* Given exercise *
Omit the pictures, please, and give each record below again exactly.

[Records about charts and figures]
>>
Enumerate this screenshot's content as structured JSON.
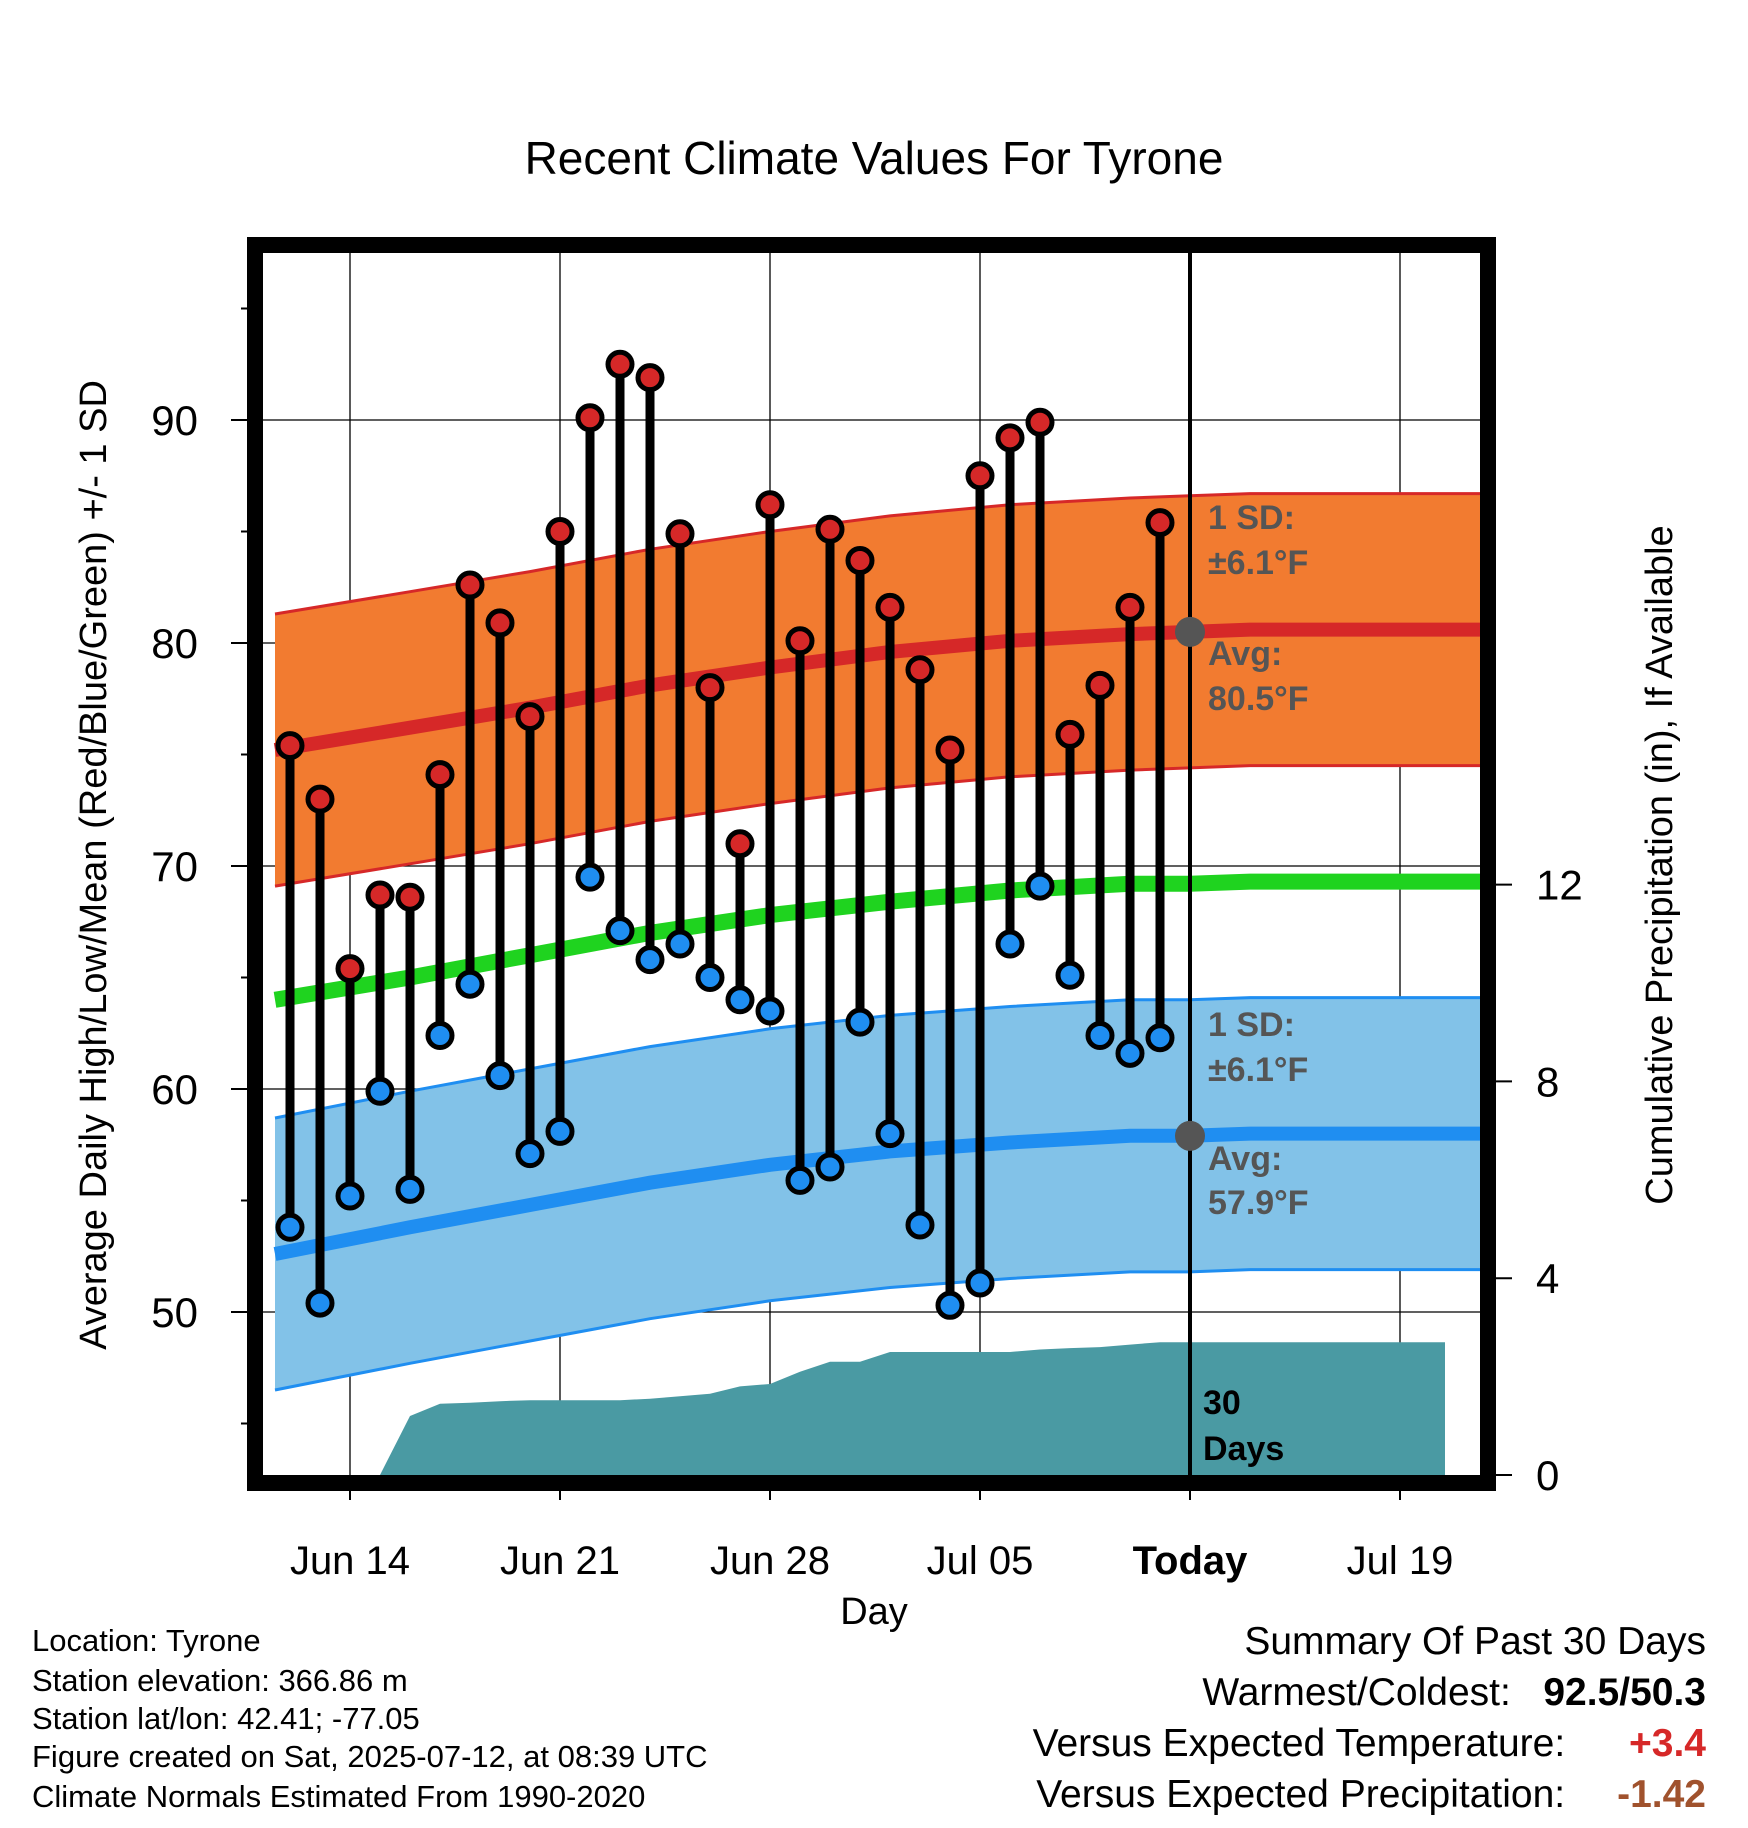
{
  "chart_data": {
    "type": "line",
    "title": "Recent Climate Values For Tyrone",
    "xlabel": "Day",
    "ylabel": "Average Daily High/Low/Mean (Red/Blue/Green) +/- 1 SD",
    "y2label": "Cumulative Precipitation (in), If Available",
    "ylim": [
      42.5,
      98
    ],
    "y2lim": [
      0,
      28.2
    ],
    "yticks": [
      50,
      60,
      70,
      80,
      90
    ],
    "y2ticks": [
      0,
      4,
      8,
      12
    ],
    "xlim": [
      -4.5,
      36.5
    ],
    "xticks": [
      {
        "day": 0,
        "label": "Jun 14"
      },
      {
        "day": 7,
        "label": "Jun 21"
      },
      {
        "day": 14,
        "label": "Jun 28"
      },
      {
        "day": 21,
        "label": "Jul 05"
      },
      {
        "day": 28,
        "label": "Today"
      },
      {
        "day": 35,
        "label": "Jul 19"
      }
    ],
    "grid": true,
    "days": [
      -2,
      -1,
      0,
      1,
      2,
      3,
      4,
      5,
      6,
      7,
      8,
      9,
      10,
      11,
      12,
      13,
      14,
      15,
      16,
      17,
      18,
      19,
      20,
      21,
      22,
      23,
      24,
      25,
      26,
      27
    ],
    "highs": [
      75.4,
      73.0,
      65.4,
      68.7,
      68.6,
      74.1,
      82.6,
      80.9,
      76.7,
      85.0,
      90.1,
      92.5,
      91.9,
      84.9,
      78.0,
      71.0,
      86.2,
      80.1,
      85.1,
      83.7,
      81.6,
      78.8,
      75.2,
      87.5,
      89.2,
      89.9,
      75.9,
      78.1,
      81.6,
      85.4
    ],
    "lows": [
      53.8,
      50.4,
      55.2,
      59.9,
      55.5,
      62.4,
      64.7,
      60.6,
      57.1,
      58.1,
      69.5,
      67.1,
      65.8,
      66.5,
      65.0,
      64.0,
      63.5,
      55.9,
      56.5,
      63.0,
      58.0,
      53.9,
      50.3,
      51.3,
      66.5,
      69.1,
      65.1,
      62.4,
      61.6,
      62.3
    ],
    "normals_day": [
      -2.5,
      2,
      6,
      10,
      14,
      18,
      22,
      26,
      28,
      30,
      34,
      38
    ],
    "normal_high": [
      75.2,
      76.2,
      77.1,
      78.1,
      78.9,
      79.6,
      80.1,
      80.4,
      80.5,
      80.6,
      80.6,
      80.6
    ],
    "normal_low": [
      52.6,
      53.8,
      54.8,
      55.8,
      56.6,
      57.2,
      57.6,
      57.9,
      57.9,
      58.0,
      58.0,
      58.0
    ],
    "normal_mean": [
      64.0,
      65.0,
      66.0,
      67.0,
      67.8,
      68.4,
      68.9,
      69.2,
      69.2,
      69.3,
      69.3,
      69.3
    ],
    "sd_high": 6.1,
    "sd_low": 6.1,
    "precip_day": [
      1,
      2,
      3,
      4,
      5,
      6,
      7,
      8,
      9,
      10,
      11,
      12,
      13,
      14,
      15,
      16,
      17,
      18,
      19,
      20,
      21,
      22,
      23,
      24,
      25,
      26,
      27,
      28,
      36.5
    ],
    "precip_cum": [
      0.0,
      1.2,
      1.45,
      1.47,
      1.5,
      1.52,
      1.52,
      1.52,
      1.52,
      1.55,
      1.6,
      1.65,
      1.8,
      1.85,
      2.1,
      2.3,
      2.3,
      2.5,
      2.5,
      2.5,
      2.5,
      2.5,
      2.55,
      2.58,
      2.6,
      2.65,
      2.7,
      2.7,
      2.7
    ],
    "annotations": {
      "high_sd_label": "1 SD:",
      "high_sd_value": "±6.1°F",
      "high_avg_label": "Avg:",
      "high_avg_value": "80.5°F",
      "low_sd_label": "1 SD:",
      "low_sd_value": "±6.1°F",
      "low_avg_label": "Avg:",
      "low_avg_value": "57.9°F",
      "window_label_1": "30",
      "window_label_2": "Days"
    },
    "today_day": 28,
    "colors": {
      "high_band": "#f27b30",
      "high_line": "#d62828",
      "low_band": "#82c2e8",
      "low_line": "#1f8ef1",
      "mean_line": "#1fd31f",
      "precip": "#4a9aa3",
      "high_marker": "#d62828",
      "low_marker": "#1f8ef1",
      "annotation": "#555555"
    }
  },
  "station_info": {
    "location": "Location: Tyrone",
    "elevation": "Station elevation: 366.86 m",
    "latlon": "Station lat/lon: 42.41; -77.05",
    "created": "Figure created on Sat, 2025-07-12, at 08:39 UTC",
    "normals": "Climate Normals Estimated From 1990-2020"
  },
  "summary": {
    "title": "Summary Of Past 30 Days",
    "warmest_coldest_label": "Warmest/Coldest:",
    "warmest_coldest_value": "92.5/50.3",
    "temp_label": "Versus Expected Temperature:",
    "temp_value": "+3.4",
    "temp_color": "#d62828",
    "precip_label": "Versus Expected Precipitation:",
    "precip_value": "-1.42",
    "precip_color": "#a0522d"
  }
}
<<
* Task answer *
Enumerate this screenshot's content as structured JSON.
{
  "chart_data": {
    "type": "line",
    "title": "Recent Climate Values For Tyrone",
    "xlabel": "Day",
    "ylabel": "Average Daily High/Low/Mean (Red/Blue/Green) +/- 1 SD",
    "y2label": "Cumulative Precipitation (in), If Available",
    "ylim": [
      42.5,
      98
    ],
    "y2lim": [
      0,
      28.2
    ],
    "yticks": [
      50,
      60,
      70,
      80,
      90
    ],
    "y2ticks": [
      0,
      4,
      8,
      12
    ],
    "xlim": [
      -4.5,
      36.5
    ],
    "xticks": [
      {
        "day": 0,
        "label": "Jun 14"
      },
      {
        "day": 7,
        "label": "Jun 21"
      },
      {
        "day": 14,
        "label": "Jun 28"
      },
      {
        "day": 21,
        "label": "Jul 05"
      },
      {
        "day": 28,
        "label": "Today"
      },
      {
        "day": 35,
        "label": "Jul 19"
      }
    ],
    "grid": true,
    "days": [
      -2,
      -1,
      0,
      1,
      2,
      3,
      4,
      5,
      6,
      7,
      8,
      9,
      10,
      11,
      12,
      13,
      14,
      15,
      16,
      17,
      18,
      19,
      20,
      21,
      22,
      23,
      24,
      25,
      26,
      27
    ],
    "highs": [
      75.4,
      73.0,
      65.4,
      68.7,
      68.6,
      74.1,
      82.6,
      80.9,
      76.7,
      85.0,
      90.1,
      92.5,
      91.9,
      84.9,
      78.0,
      71.0,
      86.2,
      80.1,
      85.1,
      83.7,
      81.6,
      78.8,
      75.2,
      87.5,
      89.2,
      89.9,
      75.9,
      78.1,
      81.6,
      85.4
    ],
    "lows": [
      53.8,
      50.4,
      55.2,
      59.9,
      55.5,
      62.4,
      64.7,
      60.6,
      57.1,
      58.1,
      69.5,
      67.1,
      65.8,
      66.5,
      65.0,
      64.0,
      63.5,
      55.9,
      56.5,
      63.0,
      58.0,
      53.9,
      50.3,
      51.3,
      66.5,
      69.1,
      65.1,
      62.4,
      61.6,
      62.3
    ],
    "normals_day": [
      -2.5,
      2,
      6,
      10,
      14,
      18,
      22,
      26,
      28,
      30,
      34,
      38
    ],
    "normal_high": [
      75.2,
      76.2,
      77.1,
      78.1,
      78.9,
      79.6,
      80.1,
      80.4,
      80.5,
      80.6,
      80.6,
      80.6
    ],
    "normal_low": [
      52.6,
      53.8,
      54.8,
      55.8,
      56.6,
      57.2,
      57.6,
      57.9,
      57.9,
      58.0,
      58.0,
      58.0
    ],
    "normal_mean": [
      64.0,
      65.0,
      66.0,
      67.0,
      67.8,
      68.4,
      68.9,
      69.2,
      69.2,
      69.3,
      69.3,
      69.3
    ],
    "sd_high": 6.1,
    "sd_low": 6.1,
    "precip_day": [
      1,
      2,
      3,
      4,
      5,
      6,
      7,
      8,
      9,
      10,
      11,
      12,
      13,
      14,
      15,
      16,
      17,
      18,
      19,
      20,
      21,
      22,
      23,
      24,
      25,
      26,
      27,
      28,
      36.5
    ],
    "precip_cum": [
      0.0,
      1.2,
      1.45,
      1.47,
      1.5,
      1.52,
      1.52,
      1.52,
      1.52,
      1.55,
      1.6,
      1.65,
      1.8,
      1.85,
      2.1,
      2.3,
      2.3,
      2.5,
      2.5,
      2.5,
      2.5,
      2.5,
      2.55,
      2.58,
      2.6,
      2.65,
      2.7,
      2.7,
      2.7
    ],
    "annotations": {
      "high_sd_label": "1 SD:",
      "high_sd_value": "±6.1°F",
      "high_avg_label": "Avg:",
      "high_avg_value": "80.5°F",
      "low_sd_label": "1 SD:",
      "low_sd_value": "±6.1°F",
      "low_avg_label": "Avg:",
      "low_avg_value": "57.9°F",
      "window_label_1": "30",
      "window_label_2": "Days"
    },
    "today_day": 28,
    "colors": {
      "high_band": "#f27b30",
      "high_line": "#d62828",
      "low_band": "#82c2e8",
      "low_line": "#1f8ef1",
      "mean_line": "#1fd31f",
      "precip": "#4a9aa3",
      "high_marker": "#d62828",
      "low_marker": "#1f8ef1",
      "annotation": "#555555"
    }
  },
  "station_info": {
    "location": "Location: Tyrone",
    "elevation": "Station elevation: 366.86 m",
    "latlon": "Station lat/lon: 42.41; -77.05",
    "created": "Figure created on Sat, 2025-07-12, at 08:39 UTC",
    "normals": "Climate Normals Estimated From 1990-2020"
  },
  "summary": {
    "title": "Summary Of Past 30 Days",
    "warmest_coldest_label": "Warmest/Coldest:",
    "warmest_coldest_value": "92.5/50.3",
    "temp_label": "Versus Expected Temperature:",
    "temp_value": "+3.4",
    "temp_color": "#d62828",
    "precip_label": "Versus Expected Precipitation:",
    "precip_value": "-1.42",
    "precip_color": "#a0522d"
  }
}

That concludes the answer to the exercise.